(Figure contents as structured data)

────────────────────

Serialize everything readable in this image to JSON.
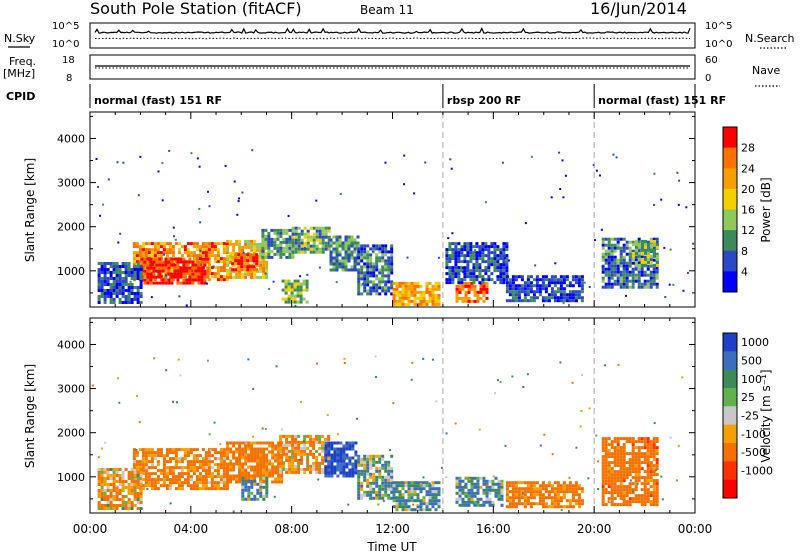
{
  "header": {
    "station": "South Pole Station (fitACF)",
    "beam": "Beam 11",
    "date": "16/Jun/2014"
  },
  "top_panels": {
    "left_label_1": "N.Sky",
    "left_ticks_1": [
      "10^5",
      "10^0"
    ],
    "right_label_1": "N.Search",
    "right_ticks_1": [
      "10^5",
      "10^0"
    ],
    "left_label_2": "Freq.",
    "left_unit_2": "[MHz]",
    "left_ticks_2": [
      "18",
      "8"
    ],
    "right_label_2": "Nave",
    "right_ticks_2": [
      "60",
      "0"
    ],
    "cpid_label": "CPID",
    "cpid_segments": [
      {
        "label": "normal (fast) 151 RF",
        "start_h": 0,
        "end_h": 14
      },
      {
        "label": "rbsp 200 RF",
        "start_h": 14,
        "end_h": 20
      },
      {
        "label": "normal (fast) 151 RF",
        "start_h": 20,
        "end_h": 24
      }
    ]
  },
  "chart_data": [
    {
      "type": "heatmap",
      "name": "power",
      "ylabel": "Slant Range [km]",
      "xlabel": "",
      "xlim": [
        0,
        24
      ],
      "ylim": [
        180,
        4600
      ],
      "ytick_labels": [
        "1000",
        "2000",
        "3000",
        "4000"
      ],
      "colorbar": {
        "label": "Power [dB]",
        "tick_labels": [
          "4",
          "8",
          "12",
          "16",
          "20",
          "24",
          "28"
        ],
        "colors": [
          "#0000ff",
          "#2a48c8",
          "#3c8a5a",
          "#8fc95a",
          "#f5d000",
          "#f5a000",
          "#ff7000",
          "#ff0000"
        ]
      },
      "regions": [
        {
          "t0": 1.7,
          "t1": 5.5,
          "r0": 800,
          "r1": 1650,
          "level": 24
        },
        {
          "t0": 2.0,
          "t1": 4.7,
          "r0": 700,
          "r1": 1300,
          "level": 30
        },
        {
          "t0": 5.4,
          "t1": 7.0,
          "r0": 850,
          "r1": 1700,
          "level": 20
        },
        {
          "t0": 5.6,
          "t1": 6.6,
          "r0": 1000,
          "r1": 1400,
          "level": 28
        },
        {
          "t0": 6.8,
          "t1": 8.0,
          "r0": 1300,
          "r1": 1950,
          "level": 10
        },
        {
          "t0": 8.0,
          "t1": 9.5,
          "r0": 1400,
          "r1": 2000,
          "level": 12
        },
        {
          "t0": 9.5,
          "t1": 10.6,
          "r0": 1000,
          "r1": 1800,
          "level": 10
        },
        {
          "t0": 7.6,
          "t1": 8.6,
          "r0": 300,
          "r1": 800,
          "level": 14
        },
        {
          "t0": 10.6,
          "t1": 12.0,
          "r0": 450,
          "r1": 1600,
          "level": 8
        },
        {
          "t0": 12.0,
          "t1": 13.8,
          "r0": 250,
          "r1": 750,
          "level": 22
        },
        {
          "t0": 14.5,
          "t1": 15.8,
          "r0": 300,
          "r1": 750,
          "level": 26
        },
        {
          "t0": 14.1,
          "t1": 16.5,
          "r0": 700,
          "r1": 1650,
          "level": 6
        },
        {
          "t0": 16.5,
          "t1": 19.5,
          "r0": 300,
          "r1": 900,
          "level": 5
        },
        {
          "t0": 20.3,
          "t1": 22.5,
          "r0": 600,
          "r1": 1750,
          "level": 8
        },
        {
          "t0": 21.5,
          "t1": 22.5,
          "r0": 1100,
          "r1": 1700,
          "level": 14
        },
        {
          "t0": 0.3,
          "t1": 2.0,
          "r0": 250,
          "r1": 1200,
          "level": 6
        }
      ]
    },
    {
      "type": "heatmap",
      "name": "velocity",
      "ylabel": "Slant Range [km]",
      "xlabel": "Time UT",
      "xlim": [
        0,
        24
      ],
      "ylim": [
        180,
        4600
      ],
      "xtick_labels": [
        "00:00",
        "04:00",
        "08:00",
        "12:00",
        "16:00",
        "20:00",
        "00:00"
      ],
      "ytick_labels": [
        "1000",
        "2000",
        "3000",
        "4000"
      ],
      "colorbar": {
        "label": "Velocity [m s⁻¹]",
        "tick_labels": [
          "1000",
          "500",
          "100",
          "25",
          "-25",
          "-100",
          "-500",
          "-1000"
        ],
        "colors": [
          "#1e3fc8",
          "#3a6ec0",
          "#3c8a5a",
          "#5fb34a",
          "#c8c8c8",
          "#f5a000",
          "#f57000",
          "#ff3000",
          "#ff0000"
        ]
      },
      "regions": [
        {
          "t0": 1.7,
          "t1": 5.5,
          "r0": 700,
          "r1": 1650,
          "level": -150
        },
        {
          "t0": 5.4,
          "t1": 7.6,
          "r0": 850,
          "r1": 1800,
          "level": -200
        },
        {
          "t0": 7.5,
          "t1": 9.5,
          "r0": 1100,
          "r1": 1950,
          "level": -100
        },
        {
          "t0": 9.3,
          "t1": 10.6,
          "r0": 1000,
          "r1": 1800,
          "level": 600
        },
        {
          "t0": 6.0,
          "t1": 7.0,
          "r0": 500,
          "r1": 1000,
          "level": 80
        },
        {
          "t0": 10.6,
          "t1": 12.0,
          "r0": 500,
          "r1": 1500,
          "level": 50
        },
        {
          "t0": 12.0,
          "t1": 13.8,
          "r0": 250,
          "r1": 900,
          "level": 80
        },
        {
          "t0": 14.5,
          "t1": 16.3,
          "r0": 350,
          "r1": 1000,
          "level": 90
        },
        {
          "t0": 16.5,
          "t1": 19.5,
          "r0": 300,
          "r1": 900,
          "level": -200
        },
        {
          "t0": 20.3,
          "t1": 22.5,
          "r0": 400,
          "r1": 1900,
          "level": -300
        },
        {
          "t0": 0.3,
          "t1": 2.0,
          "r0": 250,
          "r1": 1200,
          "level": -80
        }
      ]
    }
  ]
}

────────────────────

Task description = Leaving out the pictures, repeat the data above exactly.

Answer below =
Serialize everything readable in this image to JSON.
{
  "header": {
    "station": "South Pole Station (fitACF)",
    "beam": "Beam 11",
    "date": "16/Jun/2014"
  },
  "top_panels": {
    "left_label_1": "N.Sky",
    "left_ticks_1": [
      "10^5",
      "10^0"
    ],
    "right_label_1": "N.Search",
    "right_ticks_1": [
      "10^5",
      "10^0"
    ],
    "left_label_2": "Freq.",
    "left_unit_2": "[MHz]",
    "left_ticks_2": [
      "18",
      "8"
    ],
    "right_label_2": "Nave",
    "right_ticks_2": [
      "60",
      "0"
    ],
    "cpid_label": "CPID",
    "cpid_segments": [
      {
        "label": "normal (fast) 151 RF",
        "start_h": 0,
        "end_h": 14
      },
      {
        "label": "rbsp 200 RF",
        "start_h": 14,
        "end_h": 20
      },
      {
        "label": "normal (fast) 151 RF",
        "start_h": 20,
        "end_h": 24
      }
    ]
  },
  "chart_data": [
    {
      "type": "heatmap",
      "name": "power",
      "ylabel": "Slant Range [km]",
      "xlabel": "",
      "xlim": [
        0,
        24
      ],
      "ylim": [
        180,
        4600
      ],
      "ytick_labels": [
        "1000",
        "2000",
        "3000",
        "4000"
      ],
      "colorbar": {
        "label": "Power [dB]",
        "tick_labels": [
          "4",
          "8",
          "12",
          "16",
          "20",
          "24",
          "28"
        ],
        "colors": [
          "#0000ff",
          "#2a48c8",
          "#3c8a5a",
          "#8fc95a",
          "#f5d000",
          "#f5a000",
          "#ff7000",
          "#ff0000"
        ]
      },
      "regions": [
        {
          "t0": 1.7,
          "t1": 5.5,
          "r0": 800,
          "r1": 1650,
          "level": 24
        },
        {
          "t0": 2.0,
          "t1": 4.7,
          "r0": 700,
          "r1": 1300,
          "level": 30
        },
        {
          "t0": 5.4,
          "t1": 7.0,
          "r0": 850,
          "r1": 1700,
          "level": 20
        },
        {
          "t0": 5.6,
          "t1": 6.6,
          "r0": 1000,
          "r1": 1400,
          "level": 28
        },
        {
          "t0": 6.8,
          "t1": 8.0,
          "r0": 1300,
          "r1": 1950,
          "level": 10
        },
        {
          "t0": 8.0,
          "t1": 9.5,
          "r0": 1400,
          "r1": 2000,
          "level": 12
        },
        {
          "t0": 9.5,
          "t1": 10.6,
          "r0": 1000,
          "r1": 1800,
          "level": 10
        },
        {
          "t0": 7.6,
          "t1": 8.6,
          "r0": 300,
          "r1": 800,
          "level": 14
        },
        {
          "t0": 10.6,
          "t1": 12.0,
          "r0": 450,
          "r1": 1600,
          "level": 8
        },
        {
          "t0": 12.0,
          "t1": 13.8,
          "r0": 250,
          "r1": 750,
          "level": 22
        },
        {
          "t0": 14.5,
          "t1": 15.8,
          "r0": 300,
          "r1": 750,
          "level": 26
        },
        {
          "t0": 14.1,
          "t1": 16.5,
          "r0": 700,
          "r1": 1650,
          "level": 6
        },
        {
          "t0": 16.5,
          "t1": 19.5,
          "r0": 300,
          "r1": 900,
          "level": 5
        },
        {
          "t0": 20.3,
          "t1": 22.5,
          "r0": 600,
          "r1": 1750,
          "level": 8
        },
        {
          "t0": 21.5,
          "t1": 22.5,
          "r0": 1100,
          "r1": 1700,
          "level": 14
        },
        {
          "t0": 0.3,
          "t1": 2.0,
          "r0": 250,
          "r1": 1200,
          "level": 6
        }
      ]
    },
    {
      "type": "heatmap",
      "name": "velocity",
      "ylabel": "Slant Range [km]",
      "xlabel": "Time UT",
      "xlim": [
        0,
        24
      ],
      "ylim": [
        180,
        4600
      ],
      "xtick_labels": [
        "00:00",
        "04:00",
        "08:00",
        "12:00",
        "16:00",
        "20:00",
        "00:00"
      ],
      "ytick_labels": [
        "1000",
        "2000",
        "3000",
        "4000"
      ],
      "colorbar": {
        "label": "Velocity [m s⁻¹]",
        "tick_labels": [
          "1000",
          "500",
          "100",
          "25",
          "-25",
          "-100",
          "-500",
          "-1000"
        ],
        "colors": [
          "#1e3fc8",
          "#3a6ec0",
          "#3c8a5a",
          "#5fb34a",
          "#c8c8c8",
          "#f5a000",
          "#f57000",
          "#ff3000",
          "#ff0000"
        ]
      },
      "regions": [
        {
          "t0": 1.7,
          "t1": 5.5,
          "r0": 700,
          "r1": 1650,
          "level": -150
        },
        {
          "t0": 5.4,
          "t1": 7.6,
          "r0": 850,
          "r1": 1800,
          "level": -200
        },
        {
          "t0": 7.5,
          "t1": 9.5,
          "r0": 1100,
          "r1": 1950,
          "level": -100
        },
        {
          "t0": 9.3,
          "t1": 10.6,
          "r0": 1000,
          "r1": 1800,
          "level": 600
        },
        {
          "t0": 6.0,
          "t1": 7.0,
          "r0": 500,
          "r1": 1000,
          "level": 80
        },
        {
          "t0": 10.6,
          "t1": 12.0,
          "r0": 500,
          "r1": 1500,
          "level": 50
        },
        {
          "t0": 12.0,
          "t1": 13.8,
          "r0": 250,
          "r1": 900,
          "level": 80
        },
        {
          "t0": 14.5,
          "t1": 16.3,
          "r0": 350,
          "r1": 1000,
          "level": 90
        },
        {
          "t0": 16.5,
          "t1": 19.5,
          "r0": 300,
          "r1": 900,
          "level": -200
        },
        {
          "t0": 20.3,
          "t1": 22.5,
          "r0": 400,
          "r1": 1900,
          "level": -300
        },
        {
          "t0": 0.3,
          "t1": 2.0,
          "r0": 250,
          "r1": 1200,
          "level": -80
        }
      ]
    }
  ]
}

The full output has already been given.